RECORDED DATA:
- - - - - - -
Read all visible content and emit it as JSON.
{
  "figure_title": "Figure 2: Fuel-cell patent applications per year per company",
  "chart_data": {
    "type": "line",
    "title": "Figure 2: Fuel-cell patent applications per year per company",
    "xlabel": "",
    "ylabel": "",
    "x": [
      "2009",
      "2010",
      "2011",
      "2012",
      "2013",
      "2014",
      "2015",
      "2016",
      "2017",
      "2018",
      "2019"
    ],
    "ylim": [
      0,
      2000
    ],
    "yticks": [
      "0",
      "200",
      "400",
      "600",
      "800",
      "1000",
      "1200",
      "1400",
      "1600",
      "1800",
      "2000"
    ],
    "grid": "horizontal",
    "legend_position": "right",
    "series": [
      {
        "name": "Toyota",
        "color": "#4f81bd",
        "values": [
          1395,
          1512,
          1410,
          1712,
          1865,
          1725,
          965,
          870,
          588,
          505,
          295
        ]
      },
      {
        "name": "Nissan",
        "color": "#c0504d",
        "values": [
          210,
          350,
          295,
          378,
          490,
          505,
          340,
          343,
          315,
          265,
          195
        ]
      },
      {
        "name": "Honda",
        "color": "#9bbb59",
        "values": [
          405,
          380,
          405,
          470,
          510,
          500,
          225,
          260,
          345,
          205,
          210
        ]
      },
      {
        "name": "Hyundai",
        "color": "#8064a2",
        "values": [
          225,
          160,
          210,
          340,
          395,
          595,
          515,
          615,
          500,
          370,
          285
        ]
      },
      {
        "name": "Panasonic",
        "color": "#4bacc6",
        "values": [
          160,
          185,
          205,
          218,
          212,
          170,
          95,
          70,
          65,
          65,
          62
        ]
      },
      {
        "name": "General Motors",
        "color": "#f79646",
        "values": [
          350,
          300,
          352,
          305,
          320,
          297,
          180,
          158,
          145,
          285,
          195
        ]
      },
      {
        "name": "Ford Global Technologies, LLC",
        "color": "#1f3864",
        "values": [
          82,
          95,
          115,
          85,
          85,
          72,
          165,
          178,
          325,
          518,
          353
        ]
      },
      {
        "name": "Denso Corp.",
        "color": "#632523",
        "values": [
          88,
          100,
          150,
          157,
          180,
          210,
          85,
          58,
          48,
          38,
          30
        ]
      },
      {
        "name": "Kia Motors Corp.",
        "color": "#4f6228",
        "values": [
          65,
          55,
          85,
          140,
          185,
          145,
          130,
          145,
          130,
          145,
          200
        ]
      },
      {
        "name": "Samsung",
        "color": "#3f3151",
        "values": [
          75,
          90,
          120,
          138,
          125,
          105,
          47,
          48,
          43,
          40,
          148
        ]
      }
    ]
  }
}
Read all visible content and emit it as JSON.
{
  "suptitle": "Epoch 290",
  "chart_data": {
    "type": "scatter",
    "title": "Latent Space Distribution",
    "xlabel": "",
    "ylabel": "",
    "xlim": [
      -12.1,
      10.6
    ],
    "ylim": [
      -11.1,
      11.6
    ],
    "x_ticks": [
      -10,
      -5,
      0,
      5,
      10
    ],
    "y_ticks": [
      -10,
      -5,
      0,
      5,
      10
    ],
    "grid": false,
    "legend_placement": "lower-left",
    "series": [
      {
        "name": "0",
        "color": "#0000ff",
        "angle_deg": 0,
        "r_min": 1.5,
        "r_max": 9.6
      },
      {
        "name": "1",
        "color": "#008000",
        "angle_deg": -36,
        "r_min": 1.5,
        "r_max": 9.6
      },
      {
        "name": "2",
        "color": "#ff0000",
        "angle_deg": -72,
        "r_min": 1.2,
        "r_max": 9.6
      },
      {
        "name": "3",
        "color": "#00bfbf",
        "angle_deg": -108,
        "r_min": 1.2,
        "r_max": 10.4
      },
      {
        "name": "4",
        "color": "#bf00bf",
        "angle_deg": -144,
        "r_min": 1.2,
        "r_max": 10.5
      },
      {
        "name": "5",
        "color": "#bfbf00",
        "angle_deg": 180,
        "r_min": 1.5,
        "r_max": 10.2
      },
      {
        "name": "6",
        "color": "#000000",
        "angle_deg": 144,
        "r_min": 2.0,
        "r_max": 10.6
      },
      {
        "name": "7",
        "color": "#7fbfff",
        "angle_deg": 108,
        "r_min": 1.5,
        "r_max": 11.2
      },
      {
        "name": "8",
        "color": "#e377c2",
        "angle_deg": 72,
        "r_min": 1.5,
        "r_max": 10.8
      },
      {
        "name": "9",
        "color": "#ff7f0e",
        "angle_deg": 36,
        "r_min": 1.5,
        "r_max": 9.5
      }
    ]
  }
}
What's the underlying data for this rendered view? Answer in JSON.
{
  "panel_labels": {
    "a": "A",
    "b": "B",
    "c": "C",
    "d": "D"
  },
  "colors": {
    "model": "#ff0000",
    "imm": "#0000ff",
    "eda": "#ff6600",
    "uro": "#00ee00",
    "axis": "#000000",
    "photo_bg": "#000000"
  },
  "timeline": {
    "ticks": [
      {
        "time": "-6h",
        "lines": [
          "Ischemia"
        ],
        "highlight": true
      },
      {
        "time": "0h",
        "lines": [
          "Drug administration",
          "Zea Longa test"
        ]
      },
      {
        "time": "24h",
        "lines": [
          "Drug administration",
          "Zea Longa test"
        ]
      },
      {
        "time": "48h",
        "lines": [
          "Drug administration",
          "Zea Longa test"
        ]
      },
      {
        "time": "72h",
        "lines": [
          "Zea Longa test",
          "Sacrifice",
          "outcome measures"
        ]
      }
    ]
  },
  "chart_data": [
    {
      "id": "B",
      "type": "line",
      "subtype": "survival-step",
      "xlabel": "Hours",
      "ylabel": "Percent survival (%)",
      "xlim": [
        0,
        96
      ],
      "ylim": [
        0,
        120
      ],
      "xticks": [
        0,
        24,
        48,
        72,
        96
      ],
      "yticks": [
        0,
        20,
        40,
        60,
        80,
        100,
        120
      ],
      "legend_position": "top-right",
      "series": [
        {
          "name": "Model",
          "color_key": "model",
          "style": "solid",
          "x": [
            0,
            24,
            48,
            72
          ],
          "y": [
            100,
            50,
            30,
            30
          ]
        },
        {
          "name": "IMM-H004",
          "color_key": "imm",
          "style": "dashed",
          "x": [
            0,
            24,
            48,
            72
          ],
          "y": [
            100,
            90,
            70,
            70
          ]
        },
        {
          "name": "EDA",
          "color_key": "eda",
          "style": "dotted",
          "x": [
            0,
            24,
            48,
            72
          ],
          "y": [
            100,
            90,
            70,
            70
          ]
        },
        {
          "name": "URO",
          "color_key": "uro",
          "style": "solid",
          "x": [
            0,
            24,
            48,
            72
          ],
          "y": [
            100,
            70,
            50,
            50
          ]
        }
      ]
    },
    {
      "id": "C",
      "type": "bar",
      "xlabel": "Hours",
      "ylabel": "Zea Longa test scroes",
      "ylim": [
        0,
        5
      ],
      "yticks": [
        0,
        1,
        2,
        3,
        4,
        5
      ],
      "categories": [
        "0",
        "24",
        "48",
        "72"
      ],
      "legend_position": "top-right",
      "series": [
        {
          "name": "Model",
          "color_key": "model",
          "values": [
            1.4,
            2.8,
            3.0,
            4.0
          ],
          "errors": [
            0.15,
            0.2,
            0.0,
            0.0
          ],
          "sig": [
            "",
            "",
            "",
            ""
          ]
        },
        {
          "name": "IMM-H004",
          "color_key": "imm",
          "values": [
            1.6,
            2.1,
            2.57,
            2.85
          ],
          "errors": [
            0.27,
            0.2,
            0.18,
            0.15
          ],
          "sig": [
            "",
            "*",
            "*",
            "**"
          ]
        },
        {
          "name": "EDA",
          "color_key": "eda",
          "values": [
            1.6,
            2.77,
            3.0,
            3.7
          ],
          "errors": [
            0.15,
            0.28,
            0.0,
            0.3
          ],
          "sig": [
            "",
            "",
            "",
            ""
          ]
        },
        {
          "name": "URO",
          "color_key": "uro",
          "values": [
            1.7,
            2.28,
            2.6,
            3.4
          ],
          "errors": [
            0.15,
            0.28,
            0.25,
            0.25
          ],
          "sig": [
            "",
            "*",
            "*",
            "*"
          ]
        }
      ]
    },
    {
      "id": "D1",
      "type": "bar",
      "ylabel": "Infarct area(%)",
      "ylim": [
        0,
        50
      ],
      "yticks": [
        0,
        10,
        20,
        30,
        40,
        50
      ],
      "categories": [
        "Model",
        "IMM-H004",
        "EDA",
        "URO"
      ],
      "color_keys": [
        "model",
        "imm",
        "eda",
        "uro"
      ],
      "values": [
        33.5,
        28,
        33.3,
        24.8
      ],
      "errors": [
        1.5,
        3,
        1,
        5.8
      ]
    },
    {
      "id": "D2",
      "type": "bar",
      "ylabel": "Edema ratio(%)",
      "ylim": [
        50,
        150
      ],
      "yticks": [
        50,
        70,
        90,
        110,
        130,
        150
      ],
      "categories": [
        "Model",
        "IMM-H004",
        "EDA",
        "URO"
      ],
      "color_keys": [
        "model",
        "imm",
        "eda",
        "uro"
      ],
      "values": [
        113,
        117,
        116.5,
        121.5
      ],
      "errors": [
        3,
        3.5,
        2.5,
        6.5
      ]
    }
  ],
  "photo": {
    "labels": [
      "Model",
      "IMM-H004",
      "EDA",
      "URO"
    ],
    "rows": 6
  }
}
- - - - - - -
DIRECTION:
From the records above, pick out and copy each line holding the word "ylabel".

WORKED SOLUTION:
    "ylabel": "",
    "ylabel": "",
      "ylabel": "Percent survival (%)",
      "ylabel": "Zea Longa test scroes",
      "ylabel": "Infarct area(%)",
      "ylabel": "Edema ratio(%)",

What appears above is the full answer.